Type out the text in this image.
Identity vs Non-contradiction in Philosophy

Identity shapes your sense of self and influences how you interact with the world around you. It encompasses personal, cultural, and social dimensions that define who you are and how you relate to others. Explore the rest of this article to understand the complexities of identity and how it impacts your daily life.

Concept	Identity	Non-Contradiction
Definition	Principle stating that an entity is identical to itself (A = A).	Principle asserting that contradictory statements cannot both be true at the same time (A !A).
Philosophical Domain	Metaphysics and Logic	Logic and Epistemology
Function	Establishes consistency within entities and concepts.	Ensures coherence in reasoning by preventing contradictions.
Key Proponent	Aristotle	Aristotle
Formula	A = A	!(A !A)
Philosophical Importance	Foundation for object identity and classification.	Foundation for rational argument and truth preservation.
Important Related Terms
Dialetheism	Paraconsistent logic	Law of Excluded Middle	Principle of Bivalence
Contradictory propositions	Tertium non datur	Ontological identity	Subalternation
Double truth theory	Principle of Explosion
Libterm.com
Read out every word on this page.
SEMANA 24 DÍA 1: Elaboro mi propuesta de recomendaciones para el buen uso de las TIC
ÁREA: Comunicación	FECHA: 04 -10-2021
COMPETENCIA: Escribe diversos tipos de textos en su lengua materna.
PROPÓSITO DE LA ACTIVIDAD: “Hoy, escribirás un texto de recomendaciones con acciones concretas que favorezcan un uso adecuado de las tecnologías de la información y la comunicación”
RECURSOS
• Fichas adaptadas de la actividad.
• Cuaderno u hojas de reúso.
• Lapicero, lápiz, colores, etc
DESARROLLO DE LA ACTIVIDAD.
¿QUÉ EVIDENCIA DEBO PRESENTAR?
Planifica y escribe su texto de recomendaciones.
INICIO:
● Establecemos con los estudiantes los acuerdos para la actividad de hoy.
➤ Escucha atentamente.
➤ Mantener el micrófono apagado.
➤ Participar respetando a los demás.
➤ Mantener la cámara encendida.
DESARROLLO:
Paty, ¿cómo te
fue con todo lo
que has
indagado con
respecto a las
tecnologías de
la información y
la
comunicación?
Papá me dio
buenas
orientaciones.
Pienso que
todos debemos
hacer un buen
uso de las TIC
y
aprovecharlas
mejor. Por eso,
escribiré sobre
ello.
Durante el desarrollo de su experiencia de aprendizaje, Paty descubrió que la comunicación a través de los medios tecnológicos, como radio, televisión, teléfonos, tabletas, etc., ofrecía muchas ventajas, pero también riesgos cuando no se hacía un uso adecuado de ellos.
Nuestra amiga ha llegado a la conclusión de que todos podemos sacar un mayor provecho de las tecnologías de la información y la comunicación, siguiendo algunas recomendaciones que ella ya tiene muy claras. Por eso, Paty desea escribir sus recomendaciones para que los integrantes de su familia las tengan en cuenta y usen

+ + + + + + +

■ **DIRECTIVE**: Copy every line of the material in which the word "Principle" occurs.

■ **OUTPUT BELOW**:
Definition	Principle stating that an entity is identical to itself (A = A).	Principle asserting that contradictory statements cannot both be true at the same time (A !A).
Dialetheism	Paraconsistent logic	Law of Excluded Middle	Principle of Bivalence
Double truth theory	Principle of Explosion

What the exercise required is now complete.